Segment Start: TEXT EXCERPT

2006-10-23 18:12:05 LOCATION:  pmdie, postmaster.c:1903
2006-10-23 18:12:05 LOG:  00000: aborting any active transactions
2006-10-23 18:12:05 LOCATION:  pmdie, postmaster.c:1910
2006-10-23 18:12:05 FATAL:  57P01: terminating connection due to
administrator command
2006-10-23 18:12:05 LOCATION:  ProcessInterrupts, postgres.c:2465
2006-10-23 18:12:06 ERROR:  XX000: could not rename file
"pg_xlog/00000001000000040000002E" to "pg_xlog/000000010000000400000037"
(initialization of log file 4, segment 55): A blocking operation was
interrupted by a call to WSACancelBlockingCall.
2006-10-23 18:12:06 LOCATION:  InstallXLogFileSegment, xlog.c:2201
{...}

from 17:48:14 on pgsql didn't handle anymore queries until shutdown. as soon
as one restarts postmaster, the file locks are cleared up.

and no, there are no other file locking tools (av scanners and the such)
running - 8.1 on the same box (even on same partition) run fine.

Segment End: TEXT EXCERPT
Segment Start: DATA UNDER STUDY

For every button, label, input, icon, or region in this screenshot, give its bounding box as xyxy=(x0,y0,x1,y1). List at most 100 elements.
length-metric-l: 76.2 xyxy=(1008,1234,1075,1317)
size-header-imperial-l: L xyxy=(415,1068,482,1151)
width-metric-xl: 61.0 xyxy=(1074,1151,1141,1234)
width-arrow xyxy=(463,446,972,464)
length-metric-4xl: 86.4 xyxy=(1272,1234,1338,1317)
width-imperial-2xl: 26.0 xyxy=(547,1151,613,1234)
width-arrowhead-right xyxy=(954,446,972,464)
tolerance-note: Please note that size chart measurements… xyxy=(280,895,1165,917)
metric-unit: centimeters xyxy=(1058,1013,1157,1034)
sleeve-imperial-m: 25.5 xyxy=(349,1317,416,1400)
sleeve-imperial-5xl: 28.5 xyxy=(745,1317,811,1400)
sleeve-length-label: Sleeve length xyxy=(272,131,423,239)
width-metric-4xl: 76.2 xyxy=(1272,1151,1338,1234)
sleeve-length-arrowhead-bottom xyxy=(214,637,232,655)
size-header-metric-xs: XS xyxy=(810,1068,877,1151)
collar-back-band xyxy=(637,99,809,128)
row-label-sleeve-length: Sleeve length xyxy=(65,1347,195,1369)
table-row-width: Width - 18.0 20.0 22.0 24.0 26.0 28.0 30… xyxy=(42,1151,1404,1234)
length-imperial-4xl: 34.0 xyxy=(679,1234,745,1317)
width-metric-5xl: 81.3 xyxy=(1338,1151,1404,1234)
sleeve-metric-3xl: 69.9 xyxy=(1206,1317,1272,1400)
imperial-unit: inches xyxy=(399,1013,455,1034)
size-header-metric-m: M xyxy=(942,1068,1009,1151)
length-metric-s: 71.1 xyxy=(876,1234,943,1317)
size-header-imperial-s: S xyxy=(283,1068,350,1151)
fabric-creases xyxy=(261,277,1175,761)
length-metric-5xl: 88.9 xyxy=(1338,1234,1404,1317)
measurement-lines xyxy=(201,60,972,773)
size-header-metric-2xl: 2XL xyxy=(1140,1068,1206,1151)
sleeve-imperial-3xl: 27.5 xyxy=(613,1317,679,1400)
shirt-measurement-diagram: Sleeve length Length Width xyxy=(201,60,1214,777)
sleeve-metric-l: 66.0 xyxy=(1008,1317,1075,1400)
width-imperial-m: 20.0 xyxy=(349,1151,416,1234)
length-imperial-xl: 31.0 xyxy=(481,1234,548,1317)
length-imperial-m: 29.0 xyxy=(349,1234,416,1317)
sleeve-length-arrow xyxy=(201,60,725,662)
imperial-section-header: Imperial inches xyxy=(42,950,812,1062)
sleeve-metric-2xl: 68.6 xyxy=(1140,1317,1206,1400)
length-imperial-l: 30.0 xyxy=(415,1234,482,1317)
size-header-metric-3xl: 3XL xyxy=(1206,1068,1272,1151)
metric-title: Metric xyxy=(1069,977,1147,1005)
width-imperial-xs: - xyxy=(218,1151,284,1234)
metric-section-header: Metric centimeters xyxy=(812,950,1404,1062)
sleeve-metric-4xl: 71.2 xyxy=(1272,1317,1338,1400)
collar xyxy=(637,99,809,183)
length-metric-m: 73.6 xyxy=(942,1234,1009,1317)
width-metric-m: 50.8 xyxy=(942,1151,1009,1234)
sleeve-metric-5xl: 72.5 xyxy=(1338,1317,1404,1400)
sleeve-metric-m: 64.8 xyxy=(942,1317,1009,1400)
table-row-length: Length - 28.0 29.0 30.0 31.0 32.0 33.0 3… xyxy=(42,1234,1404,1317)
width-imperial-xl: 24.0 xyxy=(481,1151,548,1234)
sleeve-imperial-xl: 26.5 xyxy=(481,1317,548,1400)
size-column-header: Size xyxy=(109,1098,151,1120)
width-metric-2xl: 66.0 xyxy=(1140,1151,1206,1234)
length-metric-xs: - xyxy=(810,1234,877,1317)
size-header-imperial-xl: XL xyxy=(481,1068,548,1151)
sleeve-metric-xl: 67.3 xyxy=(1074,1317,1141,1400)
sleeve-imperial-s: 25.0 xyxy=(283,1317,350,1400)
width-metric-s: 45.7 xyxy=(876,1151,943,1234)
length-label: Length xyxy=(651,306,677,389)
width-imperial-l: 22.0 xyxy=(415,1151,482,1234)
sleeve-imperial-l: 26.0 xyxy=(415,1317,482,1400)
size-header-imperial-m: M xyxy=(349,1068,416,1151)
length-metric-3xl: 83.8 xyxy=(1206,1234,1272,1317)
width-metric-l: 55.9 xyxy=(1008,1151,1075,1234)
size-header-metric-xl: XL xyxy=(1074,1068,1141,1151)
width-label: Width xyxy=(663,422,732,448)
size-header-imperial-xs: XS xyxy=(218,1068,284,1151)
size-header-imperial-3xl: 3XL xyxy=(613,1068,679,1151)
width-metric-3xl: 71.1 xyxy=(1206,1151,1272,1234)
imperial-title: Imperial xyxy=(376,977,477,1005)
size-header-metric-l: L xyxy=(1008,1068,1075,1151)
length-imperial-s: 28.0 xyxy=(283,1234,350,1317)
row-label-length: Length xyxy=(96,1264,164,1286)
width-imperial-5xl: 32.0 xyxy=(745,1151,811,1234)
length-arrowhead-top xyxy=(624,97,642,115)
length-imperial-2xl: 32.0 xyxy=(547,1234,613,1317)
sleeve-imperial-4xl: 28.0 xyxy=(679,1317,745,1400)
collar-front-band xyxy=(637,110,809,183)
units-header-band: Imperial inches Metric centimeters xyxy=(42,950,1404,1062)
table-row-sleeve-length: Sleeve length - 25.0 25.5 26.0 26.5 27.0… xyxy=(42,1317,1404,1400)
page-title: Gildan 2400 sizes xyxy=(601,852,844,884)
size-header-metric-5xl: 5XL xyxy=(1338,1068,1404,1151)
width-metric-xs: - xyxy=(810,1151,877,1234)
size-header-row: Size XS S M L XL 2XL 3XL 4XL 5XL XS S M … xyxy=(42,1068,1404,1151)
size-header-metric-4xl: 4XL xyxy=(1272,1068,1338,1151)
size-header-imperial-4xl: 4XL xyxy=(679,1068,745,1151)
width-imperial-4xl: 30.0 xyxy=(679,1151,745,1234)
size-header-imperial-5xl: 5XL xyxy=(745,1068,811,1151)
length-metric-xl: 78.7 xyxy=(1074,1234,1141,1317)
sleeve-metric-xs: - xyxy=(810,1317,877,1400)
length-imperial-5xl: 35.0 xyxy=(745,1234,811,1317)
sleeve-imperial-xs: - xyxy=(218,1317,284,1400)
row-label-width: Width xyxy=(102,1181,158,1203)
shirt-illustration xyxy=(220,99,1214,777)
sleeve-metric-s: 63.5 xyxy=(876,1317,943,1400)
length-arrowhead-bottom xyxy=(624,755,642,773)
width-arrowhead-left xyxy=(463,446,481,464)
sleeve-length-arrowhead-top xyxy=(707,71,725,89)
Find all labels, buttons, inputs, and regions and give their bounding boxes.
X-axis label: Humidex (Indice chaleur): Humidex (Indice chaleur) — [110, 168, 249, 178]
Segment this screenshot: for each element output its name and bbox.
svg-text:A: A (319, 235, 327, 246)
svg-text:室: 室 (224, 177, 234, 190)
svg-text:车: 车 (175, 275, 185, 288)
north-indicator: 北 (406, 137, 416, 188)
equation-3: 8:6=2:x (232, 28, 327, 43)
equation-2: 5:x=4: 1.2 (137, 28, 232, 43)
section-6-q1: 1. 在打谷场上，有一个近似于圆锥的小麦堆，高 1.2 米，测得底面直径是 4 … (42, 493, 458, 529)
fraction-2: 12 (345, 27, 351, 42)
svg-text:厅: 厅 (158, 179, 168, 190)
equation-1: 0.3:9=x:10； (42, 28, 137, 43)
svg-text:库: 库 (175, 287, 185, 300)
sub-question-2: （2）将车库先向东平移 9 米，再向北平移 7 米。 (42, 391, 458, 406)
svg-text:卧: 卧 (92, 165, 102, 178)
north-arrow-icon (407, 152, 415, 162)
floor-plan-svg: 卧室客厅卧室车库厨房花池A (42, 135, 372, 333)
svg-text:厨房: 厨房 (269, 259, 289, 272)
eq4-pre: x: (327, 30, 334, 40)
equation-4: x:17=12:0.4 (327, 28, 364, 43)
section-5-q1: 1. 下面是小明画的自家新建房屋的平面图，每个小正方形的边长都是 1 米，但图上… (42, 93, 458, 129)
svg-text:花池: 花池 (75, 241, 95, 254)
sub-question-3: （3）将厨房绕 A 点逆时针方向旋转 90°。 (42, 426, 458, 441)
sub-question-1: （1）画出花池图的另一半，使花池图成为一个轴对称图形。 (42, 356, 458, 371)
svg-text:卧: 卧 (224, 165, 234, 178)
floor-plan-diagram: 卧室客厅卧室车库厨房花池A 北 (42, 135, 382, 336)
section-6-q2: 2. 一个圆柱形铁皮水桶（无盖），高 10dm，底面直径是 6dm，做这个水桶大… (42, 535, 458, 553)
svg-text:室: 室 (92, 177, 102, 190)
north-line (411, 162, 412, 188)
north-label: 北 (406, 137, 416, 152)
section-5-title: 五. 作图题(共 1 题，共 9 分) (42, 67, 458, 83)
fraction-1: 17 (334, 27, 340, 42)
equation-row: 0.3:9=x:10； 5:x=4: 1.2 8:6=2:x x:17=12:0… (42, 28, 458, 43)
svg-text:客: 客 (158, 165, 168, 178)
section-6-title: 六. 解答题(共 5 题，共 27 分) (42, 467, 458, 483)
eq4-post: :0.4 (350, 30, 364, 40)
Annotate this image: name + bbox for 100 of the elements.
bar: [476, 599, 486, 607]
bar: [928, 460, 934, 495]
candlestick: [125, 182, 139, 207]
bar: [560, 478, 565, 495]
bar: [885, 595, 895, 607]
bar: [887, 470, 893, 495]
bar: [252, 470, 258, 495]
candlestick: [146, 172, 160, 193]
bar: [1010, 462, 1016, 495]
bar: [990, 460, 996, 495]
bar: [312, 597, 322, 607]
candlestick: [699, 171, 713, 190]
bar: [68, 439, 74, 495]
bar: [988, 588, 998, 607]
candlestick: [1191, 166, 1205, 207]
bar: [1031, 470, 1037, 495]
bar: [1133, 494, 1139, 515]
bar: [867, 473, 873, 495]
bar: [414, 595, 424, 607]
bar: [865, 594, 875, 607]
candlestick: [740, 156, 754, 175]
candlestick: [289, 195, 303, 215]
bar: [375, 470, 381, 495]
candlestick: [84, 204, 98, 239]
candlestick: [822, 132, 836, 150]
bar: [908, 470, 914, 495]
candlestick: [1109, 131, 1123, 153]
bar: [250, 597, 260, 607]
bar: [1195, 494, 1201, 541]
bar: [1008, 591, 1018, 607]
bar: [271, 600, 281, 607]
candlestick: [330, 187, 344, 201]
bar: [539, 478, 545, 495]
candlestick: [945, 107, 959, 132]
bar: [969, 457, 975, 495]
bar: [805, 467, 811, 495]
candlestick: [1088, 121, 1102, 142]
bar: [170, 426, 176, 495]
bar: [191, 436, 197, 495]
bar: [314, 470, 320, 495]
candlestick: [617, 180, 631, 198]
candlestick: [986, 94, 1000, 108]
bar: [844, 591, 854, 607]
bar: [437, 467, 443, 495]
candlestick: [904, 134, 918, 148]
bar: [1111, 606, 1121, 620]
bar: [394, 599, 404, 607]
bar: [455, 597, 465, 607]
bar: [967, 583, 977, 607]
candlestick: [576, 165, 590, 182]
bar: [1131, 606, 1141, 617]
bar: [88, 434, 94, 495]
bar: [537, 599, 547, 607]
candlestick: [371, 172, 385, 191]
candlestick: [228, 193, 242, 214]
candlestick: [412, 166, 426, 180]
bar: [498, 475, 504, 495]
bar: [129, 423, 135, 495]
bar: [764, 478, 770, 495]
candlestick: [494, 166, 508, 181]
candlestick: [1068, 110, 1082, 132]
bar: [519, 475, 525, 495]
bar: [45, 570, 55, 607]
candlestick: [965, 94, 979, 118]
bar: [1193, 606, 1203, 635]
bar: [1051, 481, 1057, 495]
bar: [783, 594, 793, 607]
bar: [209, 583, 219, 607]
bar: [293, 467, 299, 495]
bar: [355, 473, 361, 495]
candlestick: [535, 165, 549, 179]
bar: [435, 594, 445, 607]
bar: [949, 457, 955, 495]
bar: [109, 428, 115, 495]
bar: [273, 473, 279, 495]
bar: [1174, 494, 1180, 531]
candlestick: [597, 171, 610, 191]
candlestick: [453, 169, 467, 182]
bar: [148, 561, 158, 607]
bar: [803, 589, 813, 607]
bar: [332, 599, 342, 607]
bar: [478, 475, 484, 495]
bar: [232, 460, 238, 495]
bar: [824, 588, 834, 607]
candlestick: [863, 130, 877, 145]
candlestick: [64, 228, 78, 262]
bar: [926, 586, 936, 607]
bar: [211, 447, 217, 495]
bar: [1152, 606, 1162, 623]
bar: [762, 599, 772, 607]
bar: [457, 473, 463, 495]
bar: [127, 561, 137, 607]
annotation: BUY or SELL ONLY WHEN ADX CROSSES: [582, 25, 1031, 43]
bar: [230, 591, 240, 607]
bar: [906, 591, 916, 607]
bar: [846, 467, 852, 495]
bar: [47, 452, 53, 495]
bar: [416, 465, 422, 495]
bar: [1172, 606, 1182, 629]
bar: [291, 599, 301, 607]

Segment End: DATA UNDER STUDY

ACTION ITEM | In the text excerpt, what clears up the file locks?

ANSWER SECTION | Restarting postmaster clears up the file locks.